__What needs to be done__:
Reproduce, word for word, the passage of the ESRAM discussion that opens with the words "That is when" and closes with "yet another story.".

__Text excerpt__:
▼
That is when only writing to it or just reading from it. It can do both at the same time for most of the time, theoretically 7/8ths of the time. Once developers map their data accesses to take advantage of that efficiency you will see some fine performance. Whether or not it's 1080p/60fps is another story and whether or not that level of performance is an issue is yet another story.
 
plz move* sorry long story but wrong thread

I'm curious if anyone out there thinks if the esram peak was still only 109GB/s what impact that might have on some of the games currently released. Though I suspect for many of the games already released if it was only 109 it wouldn't impact IQ or fps too much.

Is it possible that 1st and 2nd wave of games were given this number (pre 2013) and many games built around it? Impossible to prove or disprove though. I would think the number wouldn't matter for developers, they'd do whatever it takes to get things working, with the caveat of not breaking what they already made.
 
Is it possible that 1st and 2nd wave of games were given this number (pre 2013) and many games built around it? Impossible to prove or disprove though. I would think the number wouldn't matter for developers, they'd do whatever it takes to get things working, with the caveat of not breaking what they already made.

This is probably the number they were given, IIRC in the Eurogamer article on the ESRAM 'bump' they noted that it was only with final silicon they were able to properly profile the peak bandwidth available. Of course others with more expertise than me have looked askance at that explanation but if we take them at face value then yes at least the first wave of games will have been designed with the 109GB/s number in mind. That being said I haven't seen too many devs point to what it is about ESRAM (or the GPU) that might be the bottleneck there has been speculation it's the capacity, bandwidth or a combination but in truth it more probably depends on the particular s/w design.

TL;DR Probably but we don't know what specific aspect of ESRAM is responsible for any performance drop vs. PS4 or if ESRAM has anything to do with it all (instead of say DDR3 or the lower SPU count).
 
Is it possible that 1st and 2nd wave of games were given this number (pre 2013) and many games built around it?
Not only possible, but provable! VGLeaks documentation was a leak of the developer documentation given to developers. Everything in VGLeaks is exactly what devs were told. 104.2 GB/s (it got upclocked).
 
Not only possible, but provable!
^^^
LOL. I'm not sure why I've been chuckling at your comments lately, but you are on a roll.

Shocking amount of information they have on that site on the insides of the X1 pre-release as well. I'm left to wonder which launch titles made full use of DDR3 and little use of ESRAM now. Not that it matters, but I'm very curious to know how inflexible some renderers are, or if the time constraint to figure out all of that is just too much. Likely the latter, as MJP said in another thread, why throw away good code?

I'm inclined to agree with him. Wow that's crazy disparity though. PS4 was a solid launch in that regard.
 
The ESRAM isn't that inflexible, and the first two phases default in the most probable heavy bandwidth consumers, which means decent utilization is at least likely.
Making little use of it would mean trying to run a little below the PS4 on ~70GB of memory bandwidth for demanding titles. It's not that bad.
 
The ESRAM isn't that inflexible, and the first two phases default in the most probable heavy bandwidth consumers, which means decent utilization is at least likely.
Making little use of it would mean trying to run a little below the PS4 on ~70GB of memory bandwidth for demanding titles. It's not that bad.

~70GB of bandwidth sounds bad, are you saying it isn't?

Also, in your view, how much ESRAM would have been 'enough'? (i.e. where swapping render targets wouldn't be necessary and first gen titles wouldn't have suffered so much?)
▲
__Supplied material__:
▼
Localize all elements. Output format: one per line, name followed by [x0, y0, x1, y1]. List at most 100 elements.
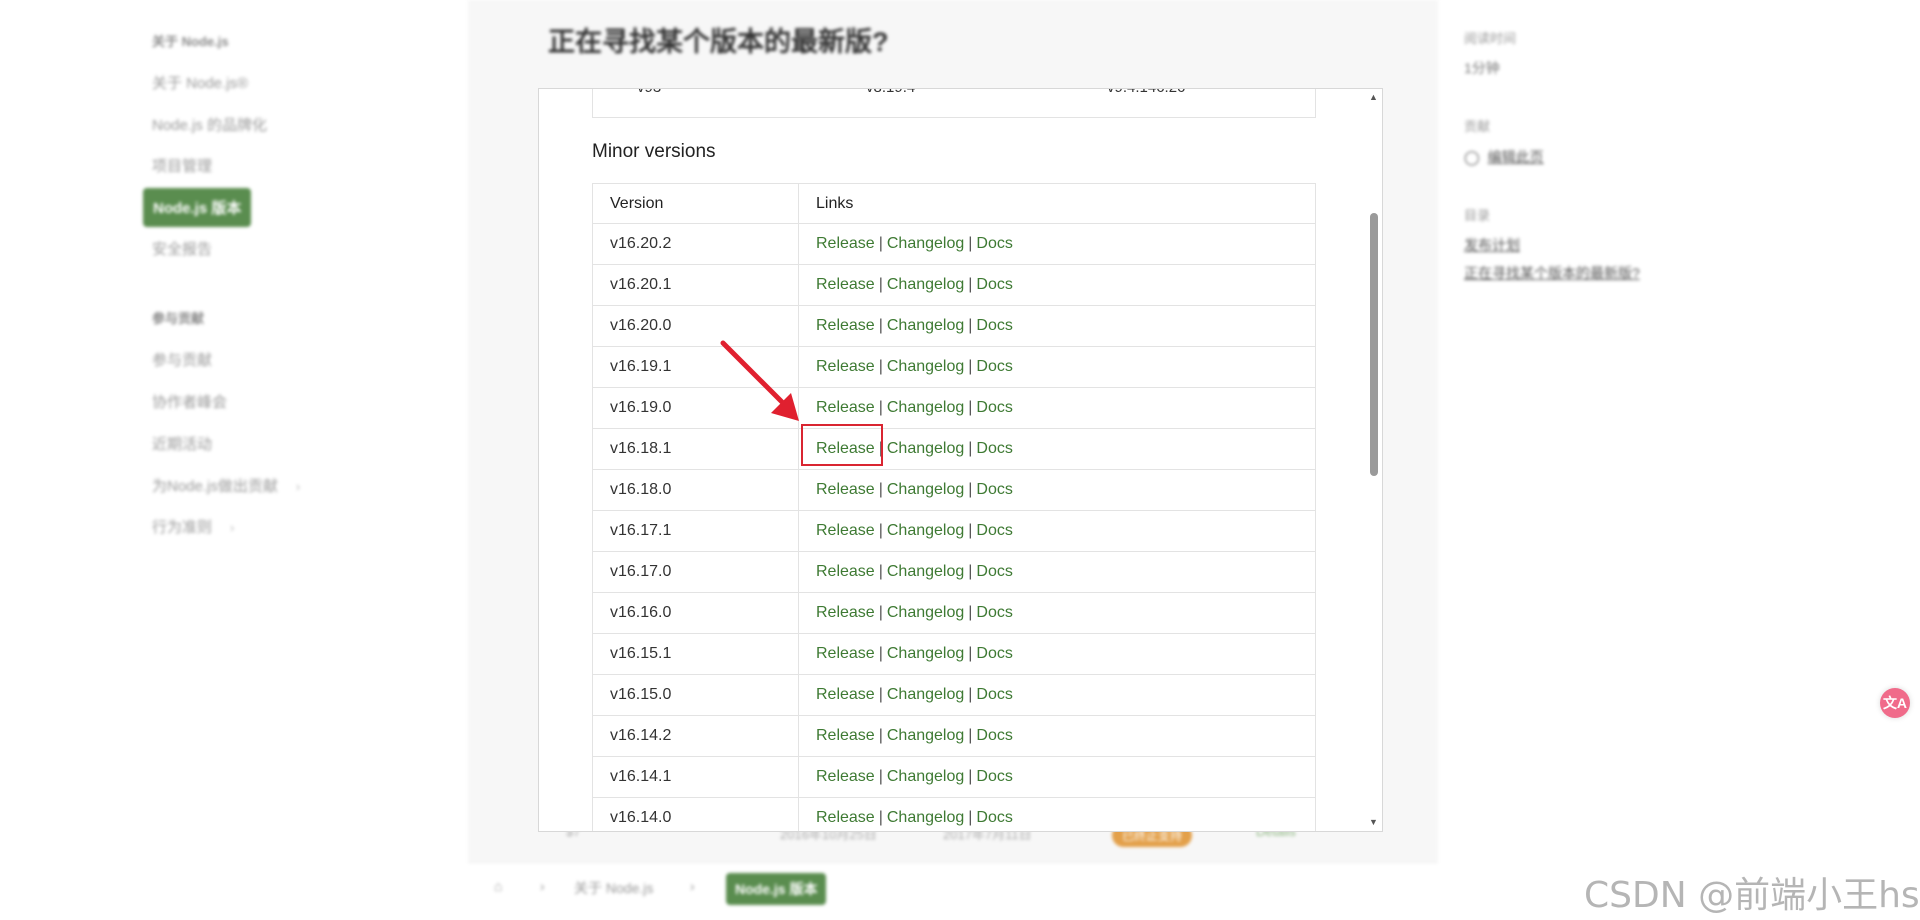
version-cell: v16.17.0	[592, 551, 799, 593]
separator: |	[878, 522, 883, 539]
changelog-link[interactable]: Changelog	[887, 522, 964, 539]
changelog-link[interactable]: Changelog	[887, 399, 964, 416]
nav-item-get-involved-label: 为Node.js做出贡献	[152, 478, 278, 495]
docs-link[interactable]: Docs	[976, 440, 1012, 457]
separator: |	[968, 481, 973, 498]
nav-item-security[interactable]: 安全报告	[152, 238, 212, 259]
nav-item-about[interactable]: 关于 Node.js®	[152, 72, 248, 93]
scroll-up-icon[interactable]: ▲	[1369, 92, 1378, 102]
release-link[interactable]: Release	[816, 604, 875, 621]
changelog-link[interactable]: Changelog	[887, 317, 964, 334]
table-row: v16.17.0 Release | Changelog | Docs	[592, 551, 1316, 593]
separator: |	[968, 317, 973, 334]
changelog-link[interactable]: Changelog	[887, 727, 964, 744]
nav-item-governance[interactable]: 项目管理	[152, 155, 212, 176]
links-cell: Release | Changelog | Docs	[798, 551, 1316, 593]
separator: |	[968, 563, 973, 580]
version-cell: v16.14.1	[592, 756, 799, 798]
table-row: v16.14.0 Release | Changelog | Docs	[592, 797, 1316, 831]
release-link[interactable]: Release	[816, 276, 875, 293]
nav-item-branding[interactable]: Node.js 的品牌化	[152, 114, 267, 135]
toc-label: 目录	[1464, 208, 1491, 223]
github-icon: ◯	[1464, 149, 1480, 165]
docs-link[interactable]: Docs	[976, 809, 1012, 826]
docs-link[interactable]: Docs	[976, 645, 1012, 662]
changelog-link[interactable]: Changelog	[887, 768, 964, 785]
separator: |	[968, 440, 973, 457]
docs-link[interactable]: Docs	[976, 399, 1012, 416]
nav-heading-about: 关于 Node.js	[152, 34, 229, 49]
nav-item-code-of-conduct[interactable]: 行为准则 ›	[152, 516, 234, 537]
separator: |	[878, 686, 883, 703]
breadcrumb: ⌂ › 关于 Node.js › Node.js 版本	[468, 862, 1438, 920]
release-link[interactable]: Release	[816, 358, 875, 375]
changelog-link[interactable]: Changelog	[887, 645, 964, 662]
prev-cell-zlib: v9.4.146.26	[1107, 89, 1185, 96]
docs-link[interactable]: Docs	[976, 358, 1012, 375]
links-cell: Release | Changelog | Docs	[798, 715, 1316, 757]
changelog-link[interactable]: Changelog	[887, 235, 964, 252]
scroll-down-icon[interactable]: ▼	[1369, 817, 1378, 827]
table-row: v16.15.1 Release | Changelog | Docs	[592, 633, 1316, 675]
chevron-right-icon: ›	[690, 878, 695, 894]
toc-item-looking-for-latest[interactable]: 正在寻找某个版本的最新版?	[1464, 263, 1640, 283]
separator: |	[878, 809, 883, 826]
version-cell: v16.18.1	[592, 428, 799, 470]
changelog-link[interactable]: Changelog	[887, 809, 964, 826]
release-link[interactable]: Release	[816, 235, 875, 252]
docs-link[interactable]: Docs	[976, 235, 1012, 252]
separator: |	[968, 399, 973, 416]
version-cell: v16.16.0	[592, 592, 799, 634]
release-link[interactable]: Release	[816, 727, 875, 744]
minor-versions-table: Version Links v16.20.2 Release | Changelog |…	[592, 183, 1316, 831]
nav-item-collab-summit[interactable]: 协作者峰会	[152, 391, 227, 412]
breadcrumb-item-about[interactable]: 关于 Node.js	[574, 878, 653, 898]
release-link[interactable]: Release	[816, 768, 875, 785]
home-icon[interactable]: ⌂	[494, 878, 502, 894]
scrollbar-thumb[interactable]	[1370, 213, 1378, 476]
docs-link[interactable]: Docs	[976, 522, 1012, 539]
links-cell: Release | Changelog | Docs	[798, 305, 1316, 347]
release-link[interactable]: Release	[816, 317, 875, 334]
links-cell: Release | Changelog | Docs	[798, 756, 1316, 798]
docs-link[interactable]: Docs	[976, 604, 1012, 621]
toc-item-schedule[interactable]: 发布计划	[1464, 235, 1520, 255]
docs-link[interactable]: Docs	[976, 481, 1012, 498]
changelog-link[interactable]: Changelog	[887, 563, 964, 580]
docs-link[interactable]: Docs	[976, 276, 1012, 293]
links-cell: Release | Changelog | Docs	[798, 510, 1316, 552]
release-link[interactable]: Release	[816, 522, 875, 539]
modal-scrollbar[interactable]: ▲ ▼	[1366, 89, 1382, 831]
changelog-link[interactable]: Changelog	[887, 358, 964, 375]
release-link[interactable]: Release	[816, 686, 875, 703]
column-header-links: Links	[798, 183, 1316, 224]
changelog-link[interactable]: Changelog	[887, 686, 964, 703]
changelog-link[interactable]: Changelog	[887, 440, 964, 457]
separator: |	[968, 686, 973, 703]
docs-link[interactable]: Docs	[976, 563, 1012, 580]
release-link[interactable]: Release	[816, 481, 875, 498]
version-cell: v16.14.0	[592, 797, 799, 831]
changelog-link[interactable]: Changelog	[887, 604, 964, 621]
nav-item-events[interactable]: 近期活动	[152, 433, 212, 454]
links-cell: Release | Changelog | Docs	[798, 223, 1316, 265]
docs-link[interactable]: Docs	[976, 727, 1012, 744]
release-link[interactable]: Release	[816, 809, 875, 826]
docs-link[interactable]: Docs	[976, 768, 1012, 785]
docs-link[interactable]: Docs	[976, 686, 1012, 703]
nav-item-releases[interactable]: Node.js 版本	[143, 188, 252, 227]
release-link[interactable]: Release	[816, 563, 875, 580]
prev-cell-v8: v93	[637, 89, 661, 96]
edit-page-link[interactable]: ◯ 编辑此页	[1464, 147, 1544, 167]
translate-icon[interactable]: 文A	[1880, 688, 1910, 718]
nav-item-get-involved[interactable]: 为Node.js做出贡献 ›	[152, 475, 300, 496]
watermark: CSDN @前端小王hs	[1584, 875, 1920, 916]
release-link[interactable]: Release	[816, 645, 875, 662]
changelog-link[interactable]: Changelog	[887, 481, 964, 498]
release-link[interactable]: Release	[816, 399, 875, 416]
nav-item-contribute[interactable]: 参与贡献	[152, 349, 212, 370]
version-cell: v16.17.1	[592, 510, 799, 552]
docs-link[interactable]: Docs	[976, 317, 1012, 334]
table-row: v16.20.2 Release | Changelog | Docs	[592, 223, 1316, 265]
changelog-link[interactable]: Changelog	[887, 276, 964, 293]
▲
__Written solution__:
That is when only writing to it or just reading from it. It can do both at the same time for most of the time, theoretically 7/8ths of the time. Once developers map their data accesses to take advantage of that efficiency you will see some fine performance. Whether or not it's 1080p/60fps is another story and whether or not that level of performance is an issue is yet another story.